Problem statement — Write out nothing but the lines from the one containing "Transcribe this image's" through the last line below, both included, and without the pictures.

======== Information provided

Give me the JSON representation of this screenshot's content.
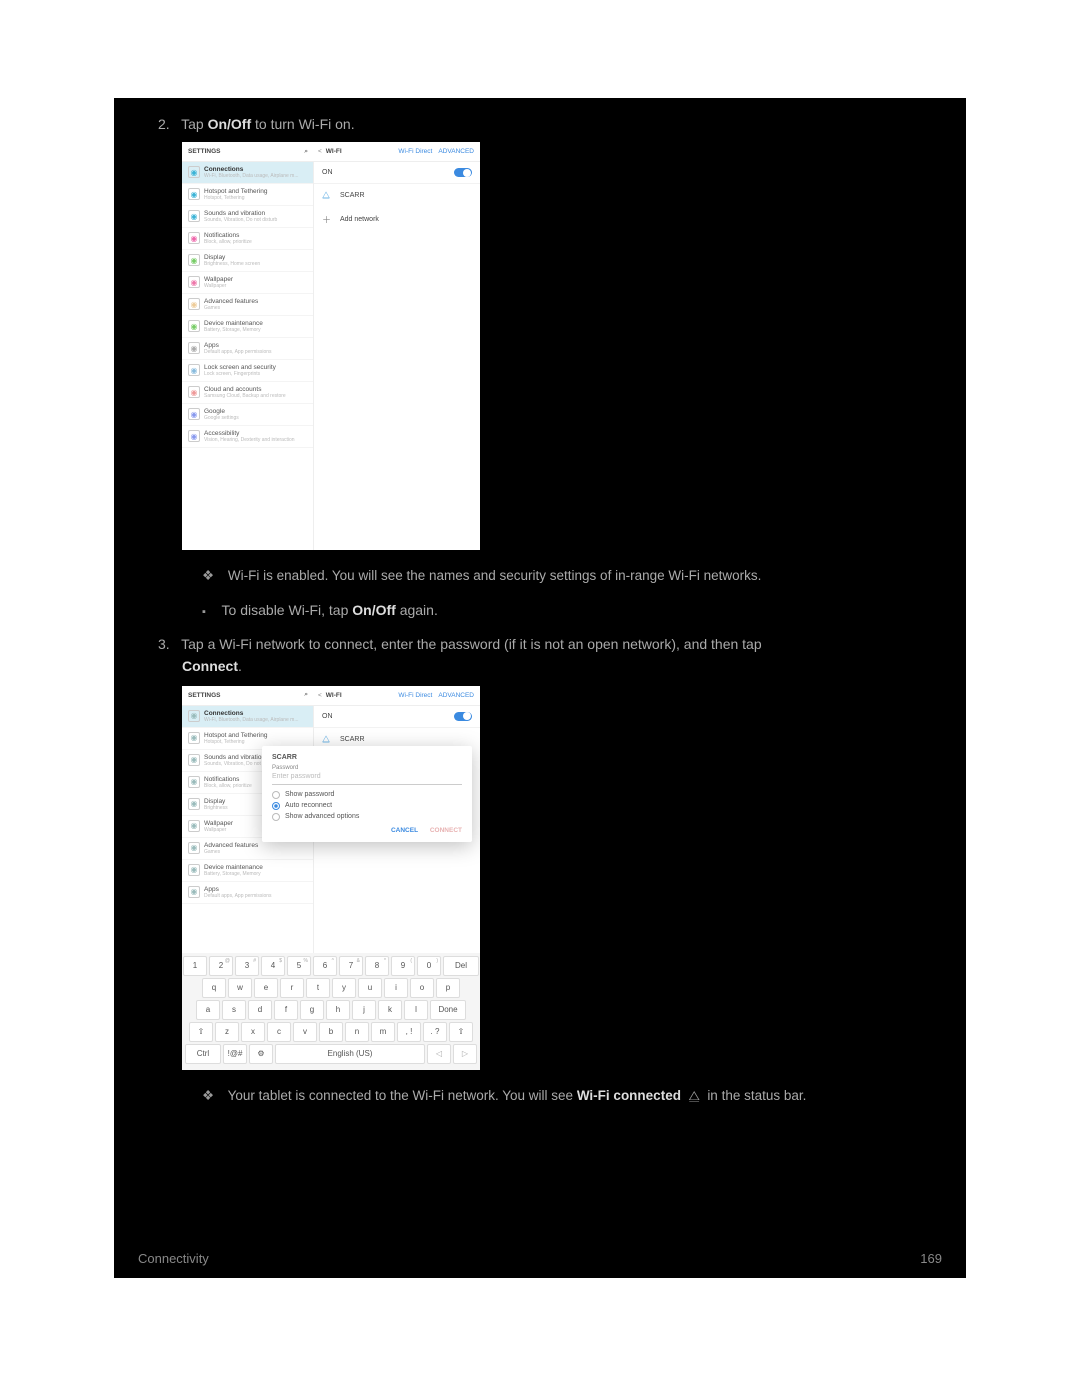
{
  "step2_prefix": "2.",
  "step2_text_a": "Tap ",
  "step2_bold": "On/Off",
  "step2_text_b": " to turn Wi-Fi on.",
  "screenshot1": {
    "header_left": "SETTINGS",
    "header_right_title": "WI-FI",
    "header_link_direct": "Wi-Fi Direct",
    "header_link_advanced": "ADVANCED",
    "on_label": "ON",
    "network_name": "SCARR",
    "add_network": "Add network",
    "items": [
      {
        "title": "Connections",
        "sub": "Wi-Fi, Bluetooth, Data usage, Airplane m...",
        "sel": true,
        "color": "#3bb3d6"
      },
      {
        "title": "Hotspot and Tethering",
        "sub": "Hotspot, Tethering",
        "color": "#3bb3d6"
      },
      {
        "title": "Sounds and vibration",
        "sub": "Sounds, Vibration, Do not disturb",
        "color": "#3bb3d6"
      },
      {
        "title": "Notifications",
        "sub": "Block, allow, prioritize",
        "color": "#e6a"
      },
      {
        "title": "Display",
        "sub": "Brightness, Home screen",
        "color": "#7c6"
      },
      {
        "title": "Wallpaper",
        "sub": "Wallpaper",
        "color": "#e7a"
      },
      {
        "title": "Advanced features",
        "sub": "Games",
        "color": "#ec9"
      },
      {
        "title": "Device maintenance",
        "sub": "Battery, Storage, Memory",
        "color": "#7c6"
      },
      {
        "title": "Apps",
        "sub": "Default apps, App permissions",
        "color": "#aaa"
      },
      {
        "title": "Lock screen and security",
        "sub": "Lock screen, Fingerprints",
        "color": "#8bd"
      },
      {
        "title": "Cloud and accounts",
        "sub": "Samsung Cloud, Backup and restore",
        "color": "#e99"
      },
      {
        "title": "Google",
        "sub": "Google settings",
        "color": "#89e"
      },
      {
        "title": "Accessibility",
        "sub": "Vision, Hearing, Dexterity and interaction",
        "color": "#89e"
      }
    ]
  },
  "bullet1": "Wi-Fi is enabled. You will see the names and security settings of in-range Wi-Fi networks.",
  "bullet2_a": "To disable Wi-Fi, tap ",
  "bullet2_bold": "On/Off",
  "bullet2_b": " again.",
  "step3_prefix": "3.",
  "step3_a": "Tap a Wi-Fi network to connect, enter the password (if it is not an open network), and then tap ",
  "step3_bold": "Connect",
  "step3_b": ".",
  "screenshot2": {
    "header_left": "SETTINGS",
    "header_right_title": "WI-FI",
    "header_link_direct": "Wi-Fi Direct",
    "header_link_advanced": "ADVANCED",
    "on_label": "ON",
    "network_name": "SCARR",
    "dialog": {
      "title": "SCARR",
      "pw_label": "Password",
      "pw_placeholder": "Enter password",
      "opt1": "Show password",
      "opt2": "Auto reconnect",
      "opt3": "Show advanced options",
      "cancel": "CANCEL",
      "connect": "CONNECT"
    },
    "left_items": [
      {
        "title": "Connections",
        "sub": "Wi-Fi, Bluetooth, Data usage, Airplane m...",
        "sel": true
      },
      {
        "title": "Hotspot and Tethering",
        "sub": "Hotspot, Tethering"
      },
      {
        "title": "Sounds and vibration",
        "sub": "Sounds, Vibration, Do not disturb"
      },
      {
        "title": "Notifications",
        "sub": "Block, allow, prioritize"
      },
      {
        "title": "Display",
        "sub": "Brightness"
      },
      {
        "title": "Wallpaper",
        "sub": "Wallpaper"
      },
      {
        "title": "Advanced features",
        "sub": "Games"
      },
      {
        "title": "Device maintenance",
        "sub": "Battery, Storage, Memory"
      },
      {
        "title": "Apps",
        "sub": "Default apps, App permissions"
      }
    ],
    "keyboard": {
      "row1": [
        "1",
        "2",
        "3",
        "4",
        "5",
        "6",
        "7",
        "8",
        "9",
        "0",
        "Del"
      ],
      "row1_sup": [
        "",
        "@",
        "#",
        "$",
        "%",
        "^",
        "&",
        "*",
        "(",
        ")",
        ""
      ],
      "row2": [
        "q",
        "w",
        "e",
        "r",
        "t",
        "y",
        "u",
        "i",
        "o",
        "p"
      ],
      "row3": [
        "a",
        "s",
        "d",
        "f",
        "g",
        "h",
        "j",
        "k",
        "l",
        "Done"
      ],
      "row4": [
        "⇧",
        "z",
        "x",
        "c",
        "v",
        "b",
        "n",
        "m",
        ", !",
        ". ?",
        "⇧"
      ],
      "row5_ctrl": "Ctrl",
      "row5_sym": "!@#",
      "row5_gear": "⚙",
      "row5_space": "English (US)",
      "row5_left": "◁",
      "row5_right": "▷"
    }
  },
  "bullet3_a": "Your tablet is connected to the Wi-Fi network. You will see ",
  "bullet3_bold": "Wi-Fi connected",
  "bullet3_b": " in the status bar.",
  "footer_left": "Connectivity",
  "footer_right": "169"
}
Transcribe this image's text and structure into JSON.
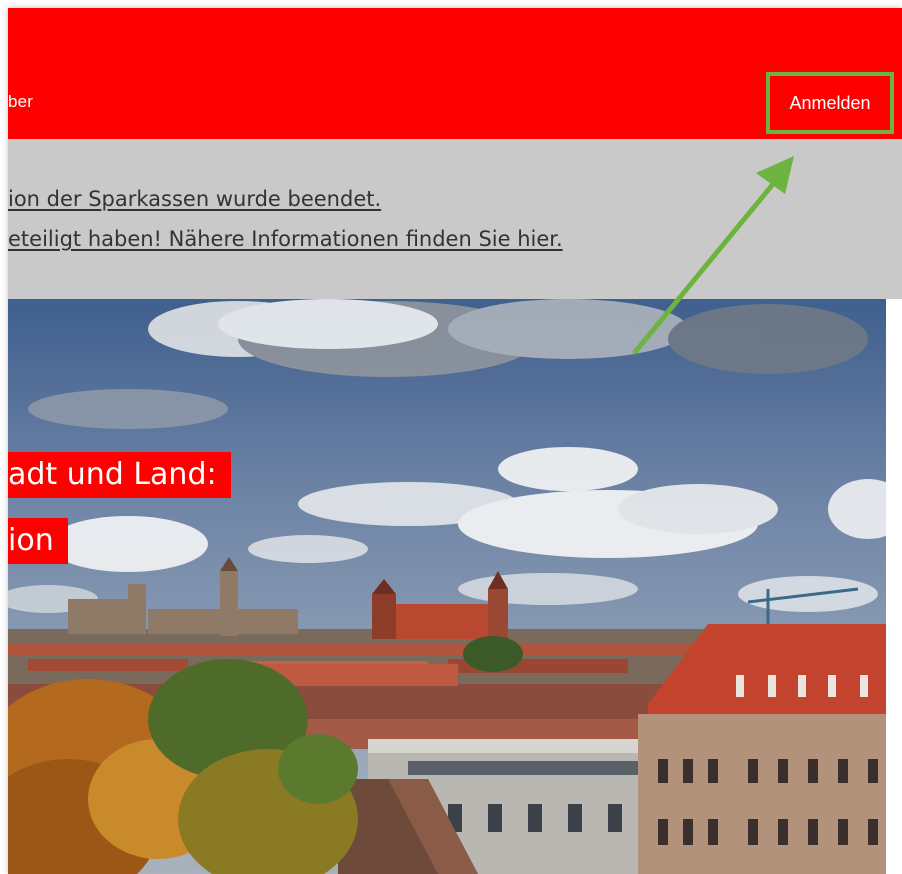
{
  "header": {
    "nav_partial": "ber",
    "login_label": "Anmelden"
  },
  "notice": {
    "line1": "ion der Sparkassen wurde beendet.",
    "line2": "eteiligt haben! Nähere Informationen finden Sie hier."
  },
  "hero": {
    "headline_line1": "adt und Land:",
    "headline_line2": "ion"
  },
  "colors": {
    "brand_red": "#ff0000",
    "notice_gray": "#c9c9c9",
    "highlight_green": "#6cb33f"
  },
  "icons": {
    "annotation": "arrow-up-right-icon"
  }
}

================

Expected answer —
Transcribe this image's text and structure into JSON.
{
  "header": {
    "nav_partial": "ber",
    "login_label": "Anmelden"
  },
  "notice": {
    "line1": "ion der Sparkassen wurde beendet.",
    "line2": "eteiligt haben! Nähere Informationen finden Sie hier."
  },
  "hero": {
    "headline_line1": "adt und Land:",
    "headline_line2": "ion"
  },
  "colors": {
    "brand_red": "#ff0000",
    "notice_gray": "#c9c9c9",
    "highlight_green": "#6cb33f"
  },
  "icons": {
    "annotation": "arrow-up-right-icon"
  }
}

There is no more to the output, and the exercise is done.